- Source extract -
--- BEGIN ---
Last night was a bad night.

If Friday was a good night because of my actions, then tonight was exactly the opposite. Nothing bad happened, in fact nothing really happened at all.

It was the monthly hip hop night at the bar we went to. Our good friend was deejaying so we got in for free. We stepped in and no one was there, which was to be expected because it was snowing pretty badly outside.

We actually skipped a good friends birthday party at another bar in order to go to this DJ night. We had originally planned to get started earlier so we could go to both, but that just didn’t happen. I hope she isn’t too disappointed in us!

I was already pretty drunk when I got to the bar. I had pregamed a bit too hard. When it was time to go to the bar I was actually passed out on my bed, telling my roommate that I wasn’t going out. I quickly changed my mind, grabbed my jacket and headed out the door.

The bar was pretty barren for a little while, but then a decently sized crowd amassed out of nowhere. No one was dancing, though.

I was pretty drunk and feeling the music so, I just started dancing by myself alone on the dance floor.  Some people followed suit, and it eventually became pretty packed. I felt pretty proud of myself at that point.

That would be the most noteworthy thing I did all night.

The rest of the night wasn’t very noteworthy. I just danced by myself, eyefucked a lot of girls, but never actually pursued any. There were a few that in retrospect I could have easily talked to and danced with, but I got nervous and chickened out. I remember, at one point, standing next to this circle of black girls, and getting the feeling in my heart of nervousness that I get when I am about to do something, but then I chickened out. I remember being totally in my head during that whole period, trying to rationalize to myself why I SHOULDN’T talk to these girls, I just needed an excuse to make myself feel better.

In contrast, I looked at my friend, Crafton, who was doing his thing. Crafton is a total ham, he always has to be at the center of attention. He was approaching every single girl in the bar, doing a little dance or whatever. My other friend said he was on a mission to creep every girl out. Well, if he was trying to creep girls out, then he was doing a terribly bad job, because a lot of girls were feeling him. When we went to leave, we saw him outside brushing the snow off of this girls car. I haven’t talked to him yet, here’s hoping he had a threesome.
--- END ---
- Your task -
Copy the bar-night account word for word, from start to finish.

- Material provided -
--- BEGIN ---
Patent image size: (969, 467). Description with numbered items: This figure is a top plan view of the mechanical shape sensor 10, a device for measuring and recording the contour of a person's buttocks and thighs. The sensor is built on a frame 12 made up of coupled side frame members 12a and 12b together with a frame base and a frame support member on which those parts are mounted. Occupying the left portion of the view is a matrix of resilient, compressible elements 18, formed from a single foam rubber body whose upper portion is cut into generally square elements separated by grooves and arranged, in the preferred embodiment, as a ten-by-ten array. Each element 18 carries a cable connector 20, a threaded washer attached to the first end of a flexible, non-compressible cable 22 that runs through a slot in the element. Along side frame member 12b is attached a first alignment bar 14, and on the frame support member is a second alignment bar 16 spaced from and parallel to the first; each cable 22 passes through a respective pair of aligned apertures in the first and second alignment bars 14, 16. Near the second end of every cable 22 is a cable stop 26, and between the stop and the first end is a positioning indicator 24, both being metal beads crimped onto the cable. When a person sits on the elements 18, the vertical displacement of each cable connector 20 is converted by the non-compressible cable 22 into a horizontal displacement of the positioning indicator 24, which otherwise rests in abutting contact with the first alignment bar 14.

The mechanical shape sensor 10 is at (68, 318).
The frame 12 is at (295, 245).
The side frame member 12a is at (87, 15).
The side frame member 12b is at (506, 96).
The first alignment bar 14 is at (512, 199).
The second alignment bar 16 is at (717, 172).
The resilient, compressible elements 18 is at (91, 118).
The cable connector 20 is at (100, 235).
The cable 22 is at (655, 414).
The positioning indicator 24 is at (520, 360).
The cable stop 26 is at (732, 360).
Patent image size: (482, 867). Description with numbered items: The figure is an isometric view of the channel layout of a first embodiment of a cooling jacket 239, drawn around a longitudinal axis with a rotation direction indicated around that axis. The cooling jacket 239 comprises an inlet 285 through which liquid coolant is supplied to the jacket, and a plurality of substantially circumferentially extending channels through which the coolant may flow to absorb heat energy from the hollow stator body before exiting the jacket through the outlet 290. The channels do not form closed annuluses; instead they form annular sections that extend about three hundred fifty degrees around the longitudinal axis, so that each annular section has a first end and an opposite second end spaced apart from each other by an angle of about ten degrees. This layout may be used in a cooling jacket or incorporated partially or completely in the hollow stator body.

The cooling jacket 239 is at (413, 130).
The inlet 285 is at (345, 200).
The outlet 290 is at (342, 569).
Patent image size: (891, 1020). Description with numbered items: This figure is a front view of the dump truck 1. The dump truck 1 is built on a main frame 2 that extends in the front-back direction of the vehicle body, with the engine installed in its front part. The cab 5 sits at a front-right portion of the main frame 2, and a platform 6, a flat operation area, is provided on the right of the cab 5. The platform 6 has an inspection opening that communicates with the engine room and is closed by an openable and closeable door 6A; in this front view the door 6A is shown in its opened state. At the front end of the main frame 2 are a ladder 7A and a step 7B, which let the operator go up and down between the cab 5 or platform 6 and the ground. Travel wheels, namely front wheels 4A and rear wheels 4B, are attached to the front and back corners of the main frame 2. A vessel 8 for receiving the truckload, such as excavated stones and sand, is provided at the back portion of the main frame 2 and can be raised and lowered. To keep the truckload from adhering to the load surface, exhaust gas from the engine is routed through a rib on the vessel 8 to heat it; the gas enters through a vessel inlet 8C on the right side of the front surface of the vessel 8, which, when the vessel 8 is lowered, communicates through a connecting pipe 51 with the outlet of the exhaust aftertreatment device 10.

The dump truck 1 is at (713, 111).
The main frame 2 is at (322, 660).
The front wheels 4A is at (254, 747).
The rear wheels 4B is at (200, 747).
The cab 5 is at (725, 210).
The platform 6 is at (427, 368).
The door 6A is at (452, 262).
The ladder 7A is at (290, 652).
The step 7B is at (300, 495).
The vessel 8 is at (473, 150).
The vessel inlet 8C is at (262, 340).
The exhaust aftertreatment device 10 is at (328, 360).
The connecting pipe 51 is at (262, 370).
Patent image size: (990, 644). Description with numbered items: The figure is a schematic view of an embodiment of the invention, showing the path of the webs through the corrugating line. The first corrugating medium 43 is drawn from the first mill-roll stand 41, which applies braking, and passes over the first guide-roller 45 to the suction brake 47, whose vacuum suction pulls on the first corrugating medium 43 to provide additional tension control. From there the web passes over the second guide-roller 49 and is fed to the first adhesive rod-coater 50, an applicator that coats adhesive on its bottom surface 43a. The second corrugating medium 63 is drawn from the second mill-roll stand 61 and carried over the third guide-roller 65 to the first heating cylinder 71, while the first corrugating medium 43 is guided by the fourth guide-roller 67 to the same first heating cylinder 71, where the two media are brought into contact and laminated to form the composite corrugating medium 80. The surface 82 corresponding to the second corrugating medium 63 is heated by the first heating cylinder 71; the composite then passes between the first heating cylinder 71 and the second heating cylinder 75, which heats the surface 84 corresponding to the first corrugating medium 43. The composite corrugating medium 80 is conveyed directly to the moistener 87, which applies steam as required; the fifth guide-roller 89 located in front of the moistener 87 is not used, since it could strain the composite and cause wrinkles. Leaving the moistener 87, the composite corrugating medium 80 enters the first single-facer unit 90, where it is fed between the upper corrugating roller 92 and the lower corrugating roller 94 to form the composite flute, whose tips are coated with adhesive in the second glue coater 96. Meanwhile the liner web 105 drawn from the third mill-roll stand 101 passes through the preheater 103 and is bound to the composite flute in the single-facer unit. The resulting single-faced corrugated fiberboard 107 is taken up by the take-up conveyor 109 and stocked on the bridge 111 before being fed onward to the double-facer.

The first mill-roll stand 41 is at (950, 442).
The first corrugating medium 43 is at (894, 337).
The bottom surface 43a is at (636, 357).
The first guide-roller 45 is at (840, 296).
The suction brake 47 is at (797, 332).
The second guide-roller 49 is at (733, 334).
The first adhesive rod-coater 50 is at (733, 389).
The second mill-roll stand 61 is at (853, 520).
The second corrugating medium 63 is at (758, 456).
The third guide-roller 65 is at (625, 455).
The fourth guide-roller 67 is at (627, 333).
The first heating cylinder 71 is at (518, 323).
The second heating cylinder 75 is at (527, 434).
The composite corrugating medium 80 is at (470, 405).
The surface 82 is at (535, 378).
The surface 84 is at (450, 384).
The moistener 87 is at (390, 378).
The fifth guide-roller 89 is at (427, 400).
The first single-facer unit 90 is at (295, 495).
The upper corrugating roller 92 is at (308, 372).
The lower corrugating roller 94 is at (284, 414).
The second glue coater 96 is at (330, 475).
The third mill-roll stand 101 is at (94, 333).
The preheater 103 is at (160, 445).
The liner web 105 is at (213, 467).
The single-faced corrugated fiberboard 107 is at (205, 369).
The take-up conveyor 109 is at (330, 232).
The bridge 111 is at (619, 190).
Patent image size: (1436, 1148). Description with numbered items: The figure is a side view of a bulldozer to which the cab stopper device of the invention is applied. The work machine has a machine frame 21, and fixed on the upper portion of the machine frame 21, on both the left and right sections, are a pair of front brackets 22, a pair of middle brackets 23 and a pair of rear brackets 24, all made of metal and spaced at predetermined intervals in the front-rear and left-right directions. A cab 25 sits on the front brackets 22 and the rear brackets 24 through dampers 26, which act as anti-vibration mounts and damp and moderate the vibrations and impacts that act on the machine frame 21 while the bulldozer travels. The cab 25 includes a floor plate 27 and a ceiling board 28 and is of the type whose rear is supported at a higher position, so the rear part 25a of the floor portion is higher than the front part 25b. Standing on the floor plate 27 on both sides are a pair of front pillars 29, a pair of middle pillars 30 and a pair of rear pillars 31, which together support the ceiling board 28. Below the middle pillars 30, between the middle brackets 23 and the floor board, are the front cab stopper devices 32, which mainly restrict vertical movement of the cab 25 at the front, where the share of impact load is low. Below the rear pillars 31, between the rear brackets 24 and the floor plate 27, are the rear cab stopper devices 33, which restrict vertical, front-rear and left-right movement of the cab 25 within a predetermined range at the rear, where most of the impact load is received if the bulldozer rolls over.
--- END ---
- Expected output -
Last night was a bad night.

If Friday was a good night because of my actions, then tonight was exactly the opposite. Nothing bad happened, in fact nothing really happened at all.

It was the monthly hip hop night at the bar we went to. Our good friend was deejaying so we got in for free. We stepped in and no one was there, which was to be expected because it was snowing pretty badly outside.

We actually skipped a good friends birthday party at another bar in order to go to this DJ night. We had originally planned to get started earlier so we could go to both, but that just didn’t happen. I hope she isn’t too disappointed in us!

I was already pretty drunk when I got to the bar. I had pregamed a bit too hard. When it was time to go to the bar I was actually passed out on my bed, telling my roommate that I wasn’t going out. I quickly changed my mind, grabbed my jacket and headed out the door.

The bar was pretty barren for a little while, but then a decently sized crowd amassed out of nowhere. No one was dancing, though.

I was pretty drunk and feeling the music so, I just started dancing by myself alone on the dance floor.  Some people followed suit, and it eventually became pretty packed. I felt pretty proud of myself at that point.

That would be the most noteworthy thing I did all night.

The rest of the night wasn’t very noteworthy. I just danced by myself, eyefucked a lot of girls, but never actually pursued any. There were a few that in retrospect I could have easily talked to and danced with, but I got nervous and chickened out. I remember, at one point, standing next to this circle of black girls, and getting the feeling in my heart of nervousness that I get when I am about to do something, but then I chickened out. I remember being totally in my head during that whole period, trying to rationalize to myself why I SHOULDN’T talk to these girls, I just needed an excuse to make myself feel better.

In contrast, I looked at my friend, Crafton, who was doing his thing. Crafton is a total ham, he always has to be at the center of attention. He was approaching every single girl in the bar, doing a little dance or whatever. My other friend said he was on a mission to creep every girl out. Well, if he was trying to creep girls out, then he was doing a terribly bad job, because a lot of girls were feeling him. When we went to leave, we saw him outside brushing the snow off of this girls car. I haven’t talked to him yet, here’s hoping he had a threesome.